Requirement
Pick every line from the data that holds the word "this".

Records excerpted from a collection
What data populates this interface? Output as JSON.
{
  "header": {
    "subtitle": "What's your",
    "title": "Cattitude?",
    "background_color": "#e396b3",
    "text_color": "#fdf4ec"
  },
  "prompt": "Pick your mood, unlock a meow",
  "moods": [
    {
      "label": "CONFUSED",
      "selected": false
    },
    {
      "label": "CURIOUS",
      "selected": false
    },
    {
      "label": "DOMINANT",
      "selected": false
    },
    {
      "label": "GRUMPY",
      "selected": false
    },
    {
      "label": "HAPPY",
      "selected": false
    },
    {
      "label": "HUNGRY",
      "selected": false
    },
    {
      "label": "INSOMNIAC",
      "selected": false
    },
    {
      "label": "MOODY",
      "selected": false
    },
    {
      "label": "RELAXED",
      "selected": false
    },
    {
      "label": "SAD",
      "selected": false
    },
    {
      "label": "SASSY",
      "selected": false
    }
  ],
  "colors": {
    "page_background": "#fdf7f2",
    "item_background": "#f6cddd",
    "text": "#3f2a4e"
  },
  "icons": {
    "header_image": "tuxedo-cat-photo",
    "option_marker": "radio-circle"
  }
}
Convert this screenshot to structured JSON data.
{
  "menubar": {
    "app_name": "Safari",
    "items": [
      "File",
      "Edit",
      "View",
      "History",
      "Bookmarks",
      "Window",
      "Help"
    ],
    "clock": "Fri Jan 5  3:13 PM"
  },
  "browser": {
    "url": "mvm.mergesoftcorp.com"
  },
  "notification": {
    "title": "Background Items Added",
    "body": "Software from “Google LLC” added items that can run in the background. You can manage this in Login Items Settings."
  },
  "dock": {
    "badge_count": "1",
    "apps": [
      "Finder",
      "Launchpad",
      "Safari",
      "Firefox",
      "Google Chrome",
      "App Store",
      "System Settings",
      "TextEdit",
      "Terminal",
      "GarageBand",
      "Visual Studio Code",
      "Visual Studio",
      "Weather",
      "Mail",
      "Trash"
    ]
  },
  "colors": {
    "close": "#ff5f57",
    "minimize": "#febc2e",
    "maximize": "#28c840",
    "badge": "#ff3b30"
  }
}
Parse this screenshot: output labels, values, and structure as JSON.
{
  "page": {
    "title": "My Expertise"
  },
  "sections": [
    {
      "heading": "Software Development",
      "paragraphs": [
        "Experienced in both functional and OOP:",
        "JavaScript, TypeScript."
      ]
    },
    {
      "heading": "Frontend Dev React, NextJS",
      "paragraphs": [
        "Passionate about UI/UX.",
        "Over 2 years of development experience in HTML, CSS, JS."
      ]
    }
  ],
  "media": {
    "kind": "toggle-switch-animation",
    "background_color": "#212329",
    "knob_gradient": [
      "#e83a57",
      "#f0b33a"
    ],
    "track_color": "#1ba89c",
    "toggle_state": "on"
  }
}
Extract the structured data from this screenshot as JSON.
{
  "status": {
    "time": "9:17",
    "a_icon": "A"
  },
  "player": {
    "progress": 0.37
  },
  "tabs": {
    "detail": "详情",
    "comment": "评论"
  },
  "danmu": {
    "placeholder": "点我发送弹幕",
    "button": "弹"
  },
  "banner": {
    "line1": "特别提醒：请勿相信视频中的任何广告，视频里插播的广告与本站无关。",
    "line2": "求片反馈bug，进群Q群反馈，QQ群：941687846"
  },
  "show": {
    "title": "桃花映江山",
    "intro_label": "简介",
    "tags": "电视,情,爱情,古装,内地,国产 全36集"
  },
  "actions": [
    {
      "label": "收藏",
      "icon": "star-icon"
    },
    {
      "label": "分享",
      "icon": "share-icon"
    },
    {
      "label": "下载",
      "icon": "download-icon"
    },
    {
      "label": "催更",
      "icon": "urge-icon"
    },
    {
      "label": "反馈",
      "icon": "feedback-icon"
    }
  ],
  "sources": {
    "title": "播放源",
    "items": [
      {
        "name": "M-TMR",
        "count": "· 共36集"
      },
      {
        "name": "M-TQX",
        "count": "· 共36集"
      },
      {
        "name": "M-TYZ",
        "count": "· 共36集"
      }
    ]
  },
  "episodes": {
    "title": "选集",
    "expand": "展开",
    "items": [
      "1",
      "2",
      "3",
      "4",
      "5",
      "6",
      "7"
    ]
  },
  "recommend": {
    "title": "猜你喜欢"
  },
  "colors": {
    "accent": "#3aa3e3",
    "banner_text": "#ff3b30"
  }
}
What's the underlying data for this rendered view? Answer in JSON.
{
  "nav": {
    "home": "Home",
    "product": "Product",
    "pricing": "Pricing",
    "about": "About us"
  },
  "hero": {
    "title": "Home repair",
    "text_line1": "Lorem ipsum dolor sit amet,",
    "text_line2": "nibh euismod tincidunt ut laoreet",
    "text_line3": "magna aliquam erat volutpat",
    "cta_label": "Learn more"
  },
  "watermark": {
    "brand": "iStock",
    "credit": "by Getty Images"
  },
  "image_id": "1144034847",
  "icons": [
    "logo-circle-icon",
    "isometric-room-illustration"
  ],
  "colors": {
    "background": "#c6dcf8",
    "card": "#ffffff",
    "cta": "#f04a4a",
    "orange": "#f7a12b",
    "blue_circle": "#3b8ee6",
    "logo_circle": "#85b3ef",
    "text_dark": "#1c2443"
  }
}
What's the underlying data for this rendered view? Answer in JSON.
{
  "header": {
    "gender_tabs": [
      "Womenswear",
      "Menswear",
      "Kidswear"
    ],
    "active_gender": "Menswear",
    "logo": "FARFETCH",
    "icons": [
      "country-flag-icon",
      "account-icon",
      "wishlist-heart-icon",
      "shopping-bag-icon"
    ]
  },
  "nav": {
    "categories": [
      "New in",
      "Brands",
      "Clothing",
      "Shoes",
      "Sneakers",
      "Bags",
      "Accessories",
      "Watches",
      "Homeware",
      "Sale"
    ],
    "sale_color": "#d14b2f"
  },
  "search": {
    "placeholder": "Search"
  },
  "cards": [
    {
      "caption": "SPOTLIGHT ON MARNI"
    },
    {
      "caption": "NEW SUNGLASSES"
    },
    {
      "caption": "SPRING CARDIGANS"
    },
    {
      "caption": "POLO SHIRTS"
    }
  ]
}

Solution below
What data populates this interface? Output as JSON.
Convert this screenshot to structured JSON data.
    "body": "Software from “Google LLC” added items that can run in the background. You can manage this in Login Items Settings."
Parse this screenshot: output labels, values, and structure as JSON.
Extract the structured data from this screenshot as JSON.
What's the underlying data for this rendered view? Answer in JSON.
What's the underlying data for this rendered view? Answer in JSON.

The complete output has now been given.